##### Given data #####
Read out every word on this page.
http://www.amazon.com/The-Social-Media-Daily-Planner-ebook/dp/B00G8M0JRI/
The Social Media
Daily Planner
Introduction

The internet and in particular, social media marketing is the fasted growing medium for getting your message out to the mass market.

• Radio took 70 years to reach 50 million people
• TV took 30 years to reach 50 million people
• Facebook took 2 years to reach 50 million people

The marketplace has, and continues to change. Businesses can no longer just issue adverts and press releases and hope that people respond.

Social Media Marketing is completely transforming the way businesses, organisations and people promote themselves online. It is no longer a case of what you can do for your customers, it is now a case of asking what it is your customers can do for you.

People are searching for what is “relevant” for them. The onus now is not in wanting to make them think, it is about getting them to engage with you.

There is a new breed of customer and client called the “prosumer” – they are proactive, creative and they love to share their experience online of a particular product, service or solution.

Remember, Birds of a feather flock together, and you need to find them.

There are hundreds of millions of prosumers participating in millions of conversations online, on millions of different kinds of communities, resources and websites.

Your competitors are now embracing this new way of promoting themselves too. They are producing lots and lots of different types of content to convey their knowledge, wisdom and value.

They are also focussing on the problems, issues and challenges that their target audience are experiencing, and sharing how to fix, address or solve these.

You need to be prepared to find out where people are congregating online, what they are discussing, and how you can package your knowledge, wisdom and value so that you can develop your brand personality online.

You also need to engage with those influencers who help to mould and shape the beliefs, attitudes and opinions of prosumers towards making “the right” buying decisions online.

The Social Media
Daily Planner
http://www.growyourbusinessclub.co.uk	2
#####
### Exercise directions
Reproduce each record exactly as it appears.

### Result of this task
Read out every word on this page.
http://www.amazon.com/The-Social-Media-Daily-Planner-ebook/dp/B00G8M0JRI/
The Social Media
Daily Planner
Introduction

The internet and in particular, social media marketing is the fasted growing medium for getting your message out to the mass market.

• Radio took 70 years to reach 50 million people
• TV took 30 years to reach 50 million people
• Facebook took 2 years to reach 50 million people

The marketplace has, and continues to change. Businesses can no longer just issue adverts and press releases and hope that people respond.

Social Media Marketing is completely transforming the way businesses, organisations and people promote themselves online. It is no longer a case of what you can do for your customers, it is now a case of asking what it is your customers can do for you.

People are searching for what is “relevant” for them. The onus now is not in wanting to make them think, it is about getting them to engage with you.

There is a new breed of customer and client called the “prosumer” – they are proactive, creative and they love to share their experience online of a particular product, service or solution.

Remember, Birds of a feather flock together, and you need to find them.

There are hundreds of millions of prosumers participating in millions of conversations online, on millions of different kinds of communities, resources and websites.

Your competitors are now embracing this new way of promoting themselves too. They are producing lots and lots of different types of content to convey their knowledge, wisdom and value.

They are also focussing on the problems, issues and challenges that their target audience are experiencing, and sharing how to fix, address or solve these.

You need to be prepared to find out where people are congregating online, what they are discussing, and how you can package your knowledge, wisdom and value so that you can develop your brand personality online.

You also need to engage with those influencers who help to mould and shape the beliefs, attitudes and opinions of prosumers towards making “the right” buying decisions online.

The Social Media
Daily Planner
http://www.growyourbusinessclub.co.uk	2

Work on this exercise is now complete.